Répondez aux questions suivantes d'après le texte fourni :
1. À quel journal Gérald Darmanin a-t-il accordé l'interview citée ?
2. Quelle structure Ghada Hatem a-t-elle fondée, et dans quelle ville ?
3. Sur quelle radio la gynécologue a-t-elle plaidé pour agir sur l'éducation ?

▶ [TEXTE FOURNI]:
============================================================

Sur le vif

Pénaliser les médecins délivrant des certificats de virginité... pour lutter contre le « séparatisme » ?

Rédigé par | Mercredi 9 Septembre 2020 à 13:30



« Certains médecins osent encore certifier qu’une femme est vierge pour permettre un mariage religieux, malgré la condamnation de ces pratiques par le Conseil de l’ordre des médecins. On va non seulement l’interdire formellement mais proposer la pénalisation. » C’est ce qu’a affirmé Gérald Darmanin dans une interview accordée au Parisien en début de semaine.

Le ministre de l’Intérieur a en effet, affirmé vouloir s’attaquer à ces documents destinés à attester que l'hymen d'une femme n'est pas perforé et, par là, qu'elle n’aurait jamais eu de rapports sexuels.

Cette disposition, annoncée dans le cadre du projet de loi contre le séparatisme, surprend à bien des égards. Elle interroge d'ailleurs bien des médecins, dont Ghada Hatem, gynécologue et fondatrice de la Maison des Femmes à Saint-Denis. « Ma première réaction a été la surprise évidemment, parce que je ne pensais pas que ce sujet méritait qu’on légifère », a-t-elle confié dans une interview accordée à France Inter. Une initiative législative d’autant plus surprenante qu’elle « ne concerne pas des milliers de femmes. Elles doivent être tout au plus trois femmes à m’en réclamer chaque année », assure le médecin. Un état de fait d'ailleurs reconnu par le ministère de l’Intérieur, qui concède s’attaquer à une pratique « sous-terraine », « non chiffrée » et « peu fréquente ».

« Pourquoi est-ce qu’en 2020, la virginité est encore la valeur essentielle d’une jeune fille plutôt que leur culture et leur intelligence? Il faut plutôt agir sur l’éducation et faire en sorte que les jeunes filles n’acceptent plus ces demandes de leur futur conjoint », a plaidé la gynécologue sur RMC, estimant qu'il est « plus important (d'écouter les femmes) que de punir les médecins ».

============================================================

▶ [DONNÉES DE L'EXERCICE]:
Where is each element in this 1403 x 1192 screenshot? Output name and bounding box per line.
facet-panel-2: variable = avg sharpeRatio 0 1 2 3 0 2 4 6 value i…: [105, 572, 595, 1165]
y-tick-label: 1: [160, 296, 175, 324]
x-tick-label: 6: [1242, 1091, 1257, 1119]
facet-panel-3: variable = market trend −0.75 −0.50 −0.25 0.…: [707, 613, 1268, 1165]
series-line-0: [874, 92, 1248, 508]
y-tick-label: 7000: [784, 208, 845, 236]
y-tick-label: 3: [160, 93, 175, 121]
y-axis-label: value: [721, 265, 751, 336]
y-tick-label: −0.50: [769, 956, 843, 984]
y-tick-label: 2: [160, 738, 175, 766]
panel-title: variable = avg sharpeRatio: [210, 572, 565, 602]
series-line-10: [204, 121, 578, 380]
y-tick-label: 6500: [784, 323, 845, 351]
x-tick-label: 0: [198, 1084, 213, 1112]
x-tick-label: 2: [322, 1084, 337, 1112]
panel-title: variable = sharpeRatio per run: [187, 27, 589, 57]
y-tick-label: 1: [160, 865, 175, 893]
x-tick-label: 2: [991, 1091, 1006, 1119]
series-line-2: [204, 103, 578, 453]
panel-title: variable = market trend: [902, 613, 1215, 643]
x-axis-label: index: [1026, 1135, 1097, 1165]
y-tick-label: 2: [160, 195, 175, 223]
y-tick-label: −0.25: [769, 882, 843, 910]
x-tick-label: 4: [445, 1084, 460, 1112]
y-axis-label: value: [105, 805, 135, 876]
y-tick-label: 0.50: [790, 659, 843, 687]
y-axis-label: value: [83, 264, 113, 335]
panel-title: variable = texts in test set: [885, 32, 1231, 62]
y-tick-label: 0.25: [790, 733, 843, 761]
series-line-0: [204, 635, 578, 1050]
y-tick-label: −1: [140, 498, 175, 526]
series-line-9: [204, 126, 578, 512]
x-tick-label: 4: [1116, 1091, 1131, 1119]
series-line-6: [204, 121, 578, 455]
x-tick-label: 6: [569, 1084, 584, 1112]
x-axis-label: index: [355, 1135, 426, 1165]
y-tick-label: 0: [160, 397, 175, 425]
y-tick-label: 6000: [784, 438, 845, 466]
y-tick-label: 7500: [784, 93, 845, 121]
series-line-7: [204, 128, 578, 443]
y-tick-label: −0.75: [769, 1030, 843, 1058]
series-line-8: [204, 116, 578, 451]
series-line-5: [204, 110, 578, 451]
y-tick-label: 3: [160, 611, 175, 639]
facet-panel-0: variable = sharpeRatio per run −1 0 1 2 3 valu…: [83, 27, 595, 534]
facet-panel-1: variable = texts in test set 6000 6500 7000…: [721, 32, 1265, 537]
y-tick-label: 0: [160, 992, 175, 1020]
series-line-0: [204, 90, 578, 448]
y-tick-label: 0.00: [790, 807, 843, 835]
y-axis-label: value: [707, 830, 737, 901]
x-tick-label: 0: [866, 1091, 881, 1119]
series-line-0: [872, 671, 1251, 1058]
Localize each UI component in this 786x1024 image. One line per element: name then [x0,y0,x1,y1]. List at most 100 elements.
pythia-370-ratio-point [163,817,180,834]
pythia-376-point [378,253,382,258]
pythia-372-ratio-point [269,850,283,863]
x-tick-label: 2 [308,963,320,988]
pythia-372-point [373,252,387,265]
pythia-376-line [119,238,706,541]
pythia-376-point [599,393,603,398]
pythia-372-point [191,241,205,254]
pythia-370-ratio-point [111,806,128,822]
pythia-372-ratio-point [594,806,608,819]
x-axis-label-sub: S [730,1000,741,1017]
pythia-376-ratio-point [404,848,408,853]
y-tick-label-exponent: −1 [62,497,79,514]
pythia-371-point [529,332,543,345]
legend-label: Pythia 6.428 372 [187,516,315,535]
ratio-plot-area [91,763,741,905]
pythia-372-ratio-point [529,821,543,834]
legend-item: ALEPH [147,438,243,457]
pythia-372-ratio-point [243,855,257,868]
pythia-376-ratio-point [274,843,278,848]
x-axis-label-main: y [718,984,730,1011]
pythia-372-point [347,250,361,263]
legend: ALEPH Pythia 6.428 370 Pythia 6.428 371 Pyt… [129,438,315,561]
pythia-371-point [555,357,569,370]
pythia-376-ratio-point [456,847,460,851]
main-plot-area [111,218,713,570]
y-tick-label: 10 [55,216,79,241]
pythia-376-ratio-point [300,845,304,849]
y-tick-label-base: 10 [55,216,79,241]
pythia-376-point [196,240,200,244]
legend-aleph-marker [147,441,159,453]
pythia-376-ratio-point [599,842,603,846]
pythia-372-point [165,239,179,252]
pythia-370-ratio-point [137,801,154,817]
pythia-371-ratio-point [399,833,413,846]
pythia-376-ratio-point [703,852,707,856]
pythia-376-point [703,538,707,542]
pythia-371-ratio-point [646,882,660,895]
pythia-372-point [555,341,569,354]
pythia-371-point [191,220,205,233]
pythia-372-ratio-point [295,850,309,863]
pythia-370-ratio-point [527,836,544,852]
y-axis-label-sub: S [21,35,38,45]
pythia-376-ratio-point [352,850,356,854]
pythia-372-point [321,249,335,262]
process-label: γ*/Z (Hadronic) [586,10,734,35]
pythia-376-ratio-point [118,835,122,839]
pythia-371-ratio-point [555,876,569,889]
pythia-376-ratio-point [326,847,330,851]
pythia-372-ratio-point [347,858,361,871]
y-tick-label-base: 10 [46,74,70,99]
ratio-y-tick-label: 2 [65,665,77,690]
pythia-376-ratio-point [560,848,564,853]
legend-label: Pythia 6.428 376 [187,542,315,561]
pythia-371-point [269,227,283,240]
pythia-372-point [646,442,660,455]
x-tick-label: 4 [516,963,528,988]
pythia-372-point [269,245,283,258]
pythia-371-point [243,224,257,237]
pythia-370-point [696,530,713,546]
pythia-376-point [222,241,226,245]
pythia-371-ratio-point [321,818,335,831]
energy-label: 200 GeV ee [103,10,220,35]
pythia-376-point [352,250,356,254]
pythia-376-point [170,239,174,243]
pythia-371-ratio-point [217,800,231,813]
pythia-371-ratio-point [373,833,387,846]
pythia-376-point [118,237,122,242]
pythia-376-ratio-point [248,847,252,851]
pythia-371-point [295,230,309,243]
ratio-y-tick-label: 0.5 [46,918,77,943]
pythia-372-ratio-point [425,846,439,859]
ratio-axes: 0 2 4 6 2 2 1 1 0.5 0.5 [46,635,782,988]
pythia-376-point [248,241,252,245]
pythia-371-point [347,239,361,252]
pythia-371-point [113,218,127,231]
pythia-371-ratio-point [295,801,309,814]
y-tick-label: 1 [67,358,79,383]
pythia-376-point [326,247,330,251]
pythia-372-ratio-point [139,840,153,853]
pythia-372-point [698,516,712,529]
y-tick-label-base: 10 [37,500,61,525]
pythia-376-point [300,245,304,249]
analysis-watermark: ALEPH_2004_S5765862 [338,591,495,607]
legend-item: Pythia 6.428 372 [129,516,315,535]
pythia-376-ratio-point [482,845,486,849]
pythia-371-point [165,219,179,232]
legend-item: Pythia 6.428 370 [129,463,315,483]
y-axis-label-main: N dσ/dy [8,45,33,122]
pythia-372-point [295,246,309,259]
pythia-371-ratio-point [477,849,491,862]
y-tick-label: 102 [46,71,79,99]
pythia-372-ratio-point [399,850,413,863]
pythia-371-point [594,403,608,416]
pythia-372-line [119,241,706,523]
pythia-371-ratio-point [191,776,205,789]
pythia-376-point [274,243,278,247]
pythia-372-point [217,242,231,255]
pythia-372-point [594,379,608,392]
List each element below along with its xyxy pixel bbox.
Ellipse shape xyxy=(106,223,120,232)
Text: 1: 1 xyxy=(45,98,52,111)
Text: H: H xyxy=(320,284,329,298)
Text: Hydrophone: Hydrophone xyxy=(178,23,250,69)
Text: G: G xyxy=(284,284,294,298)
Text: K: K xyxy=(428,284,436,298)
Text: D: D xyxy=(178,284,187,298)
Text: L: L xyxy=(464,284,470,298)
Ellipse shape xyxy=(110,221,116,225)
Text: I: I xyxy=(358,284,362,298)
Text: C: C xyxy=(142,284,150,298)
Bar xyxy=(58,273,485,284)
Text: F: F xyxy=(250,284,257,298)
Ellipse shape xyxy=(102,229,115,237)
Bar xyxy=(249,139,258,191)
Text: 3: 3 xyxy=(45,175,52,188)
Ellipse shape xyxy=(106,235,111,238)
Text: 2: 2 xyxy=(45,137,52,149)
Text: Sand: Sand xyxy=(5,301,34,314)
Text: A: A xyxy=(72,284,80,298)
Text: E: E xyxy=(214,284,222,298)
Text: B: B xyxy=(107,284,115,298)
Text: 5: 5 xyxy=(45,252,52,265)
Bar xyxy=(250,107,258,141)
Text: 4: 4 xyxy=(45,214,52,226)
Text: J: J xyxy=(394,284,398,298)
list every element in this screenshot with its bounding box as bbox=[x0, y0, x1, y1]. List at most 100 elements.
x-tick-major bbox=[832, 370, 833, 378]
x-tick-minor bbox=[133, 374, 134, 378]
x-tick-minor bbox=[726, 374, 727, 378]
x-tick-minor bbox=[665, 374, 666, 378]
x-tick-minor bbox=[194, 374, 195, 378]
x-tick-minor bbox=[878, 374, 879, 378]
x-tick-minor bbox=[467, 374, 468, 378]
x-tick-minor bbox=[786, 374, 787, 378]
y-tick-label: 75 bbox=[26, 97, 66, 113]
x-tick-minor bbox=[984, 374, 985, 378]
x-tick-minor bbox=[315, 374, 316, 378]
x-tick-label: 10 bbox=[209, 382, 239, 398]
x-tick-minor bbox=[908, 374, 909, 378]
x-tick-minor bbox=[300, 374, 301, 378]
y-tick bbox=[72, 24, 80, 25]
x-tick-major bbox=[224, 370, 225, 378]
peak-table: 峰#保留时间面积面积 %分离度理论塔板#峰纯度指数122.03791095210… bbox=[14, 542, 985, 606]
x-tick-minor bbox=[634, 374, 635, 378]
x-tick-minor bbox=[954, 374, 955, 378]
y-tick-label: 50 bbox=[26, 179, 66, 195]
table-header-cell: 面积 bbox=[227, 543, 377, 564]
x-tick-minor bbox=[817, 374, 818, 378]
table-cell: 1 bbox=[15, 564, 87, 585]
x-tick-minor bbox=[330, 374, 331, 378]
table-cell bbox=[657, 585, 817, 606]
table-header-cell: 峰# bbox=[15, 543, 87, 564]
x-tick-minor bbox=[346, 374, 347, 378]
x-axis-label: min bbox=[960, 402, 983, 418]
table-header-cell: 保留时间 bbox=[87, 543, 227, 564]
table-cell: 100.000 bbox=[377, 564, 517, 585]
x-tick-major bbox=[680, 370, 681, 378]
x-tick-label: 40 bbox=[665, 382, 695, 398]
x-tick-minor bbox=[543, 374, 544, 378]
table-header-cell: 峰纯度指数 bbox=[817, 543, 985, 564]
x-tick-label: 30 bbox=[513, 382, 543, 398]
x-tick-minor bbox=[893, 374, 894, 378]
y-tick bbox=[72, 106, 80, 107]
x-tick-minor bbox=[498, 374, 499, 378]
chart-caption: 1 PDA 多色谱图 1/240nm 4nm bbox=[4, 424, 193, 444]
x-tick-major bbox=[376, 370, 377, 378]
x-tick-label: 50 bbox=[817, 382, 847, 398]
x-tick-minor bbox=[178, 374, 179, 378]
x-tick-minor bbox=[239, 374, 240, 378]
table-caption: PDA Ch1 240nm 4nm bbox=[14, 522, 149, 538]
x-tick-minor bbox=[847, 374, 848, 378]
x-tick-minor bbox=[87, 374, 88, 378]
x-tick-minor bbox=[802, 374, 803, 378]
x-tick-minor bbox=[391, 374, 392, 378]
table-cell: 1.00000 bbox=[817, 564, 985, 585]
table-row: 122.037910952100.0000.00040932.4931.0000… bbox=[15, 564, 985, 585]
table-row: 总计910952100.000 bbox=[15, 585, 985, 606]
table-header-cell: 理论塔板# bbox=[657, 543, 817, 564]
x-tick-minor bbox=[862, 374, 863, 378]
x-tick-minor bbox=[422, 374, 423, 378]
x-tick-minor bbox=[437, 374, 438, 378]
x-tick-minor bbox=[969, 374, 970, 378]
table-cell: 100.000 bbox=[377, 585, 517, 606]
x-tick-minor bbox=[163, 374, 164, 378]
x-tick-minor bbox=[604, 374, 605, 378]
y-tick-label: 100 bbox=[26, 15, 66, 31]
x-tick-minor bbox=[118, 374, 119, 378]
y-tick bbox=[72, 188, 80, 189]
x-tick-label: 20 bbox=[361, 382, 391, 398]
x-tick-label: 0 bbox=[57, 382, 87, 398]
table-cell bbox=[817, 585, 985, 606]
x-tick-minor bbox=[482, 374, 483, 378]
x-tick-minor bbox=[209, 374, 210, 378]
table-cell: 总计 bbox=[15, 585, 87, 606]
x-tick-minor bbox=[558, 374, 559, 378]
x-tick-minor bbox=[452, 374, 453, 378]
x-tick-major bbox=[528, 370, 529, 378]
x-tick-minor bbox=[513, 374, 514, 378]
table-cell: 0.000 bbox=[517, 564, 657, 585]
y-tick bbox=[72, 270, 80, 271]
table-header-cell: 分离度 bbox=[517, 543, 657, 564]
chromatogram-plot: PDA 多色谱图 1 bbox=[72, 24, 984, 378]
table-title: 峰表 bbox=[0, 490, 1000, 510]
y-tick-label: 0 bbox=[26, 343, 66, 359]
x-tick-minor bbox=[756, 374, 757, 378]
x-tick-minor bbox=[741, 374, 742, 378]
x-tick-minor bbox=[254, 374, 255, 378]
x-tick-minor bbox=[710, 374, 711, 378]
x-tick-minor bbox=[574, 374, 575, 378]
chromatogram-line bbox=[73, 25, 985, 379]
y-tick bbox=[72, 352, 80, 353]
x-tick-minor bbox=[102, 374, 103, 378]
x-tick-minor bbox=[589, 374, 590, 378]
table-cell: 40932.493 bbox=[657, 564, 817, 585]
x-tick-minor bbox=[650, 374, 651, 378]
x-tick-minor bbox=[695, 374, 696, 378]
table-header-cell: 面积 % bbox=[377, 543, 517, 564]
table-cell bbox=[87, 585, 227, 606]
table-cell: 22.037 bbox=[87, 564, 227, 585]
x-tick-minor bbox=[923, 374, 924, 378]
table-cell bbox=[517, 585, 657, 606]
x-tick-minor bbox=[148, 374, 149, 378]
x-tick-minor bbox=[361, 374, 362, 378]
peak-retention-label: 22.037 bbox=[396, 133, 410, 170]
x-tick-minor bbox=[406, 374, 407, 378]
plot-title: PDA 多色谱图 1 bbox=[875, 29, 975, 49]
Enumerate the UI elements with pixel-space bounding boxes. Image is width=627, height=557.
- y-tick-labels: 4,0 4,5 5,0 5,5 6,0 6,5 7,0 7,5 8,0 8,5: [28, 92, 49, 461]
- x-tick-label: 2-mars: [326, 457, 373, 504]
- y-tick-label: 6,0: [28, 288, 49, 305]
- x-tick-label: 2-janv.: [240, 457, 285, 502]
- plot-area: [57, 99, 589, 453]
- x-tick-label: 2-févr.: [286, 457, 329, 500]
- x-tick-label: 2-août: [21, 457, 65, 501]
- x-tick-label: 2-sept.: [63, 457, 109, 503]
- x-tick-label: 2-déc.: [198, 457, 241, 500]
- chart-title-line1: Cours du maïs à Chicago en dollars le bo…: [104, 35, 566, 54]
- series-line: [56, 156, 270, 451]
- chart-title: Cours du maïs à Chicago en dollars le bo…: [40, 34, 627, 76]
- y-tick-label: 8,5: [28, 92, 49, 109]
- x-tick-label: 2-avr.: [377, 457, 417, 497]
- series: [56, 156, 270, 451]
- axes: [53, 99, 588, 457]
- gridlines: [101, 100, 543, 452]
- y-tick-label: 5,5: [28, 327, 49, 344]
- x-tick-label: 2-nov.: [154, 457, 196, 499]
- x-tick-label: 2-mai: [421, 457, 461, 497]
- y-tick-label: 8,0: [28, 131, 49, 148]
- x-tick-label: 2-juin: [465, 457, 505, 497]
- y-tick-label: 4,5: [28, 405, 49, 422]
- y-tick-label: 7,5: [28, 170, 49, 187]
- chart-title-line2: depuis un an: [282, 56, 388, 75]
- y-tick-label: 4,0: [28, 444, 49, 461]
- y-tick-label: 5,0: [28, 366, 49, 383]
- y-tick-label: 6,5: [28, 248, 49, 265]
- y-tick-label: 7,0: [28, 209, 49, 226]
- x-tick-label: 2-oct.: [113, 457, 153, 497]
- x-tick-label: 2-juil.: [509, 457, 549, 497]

============================================================

▶ [CORRIGÉ]:
1. Au Parisien.
2. La Maison des Femmes, à Saint-Denis.
3. Sur RMC.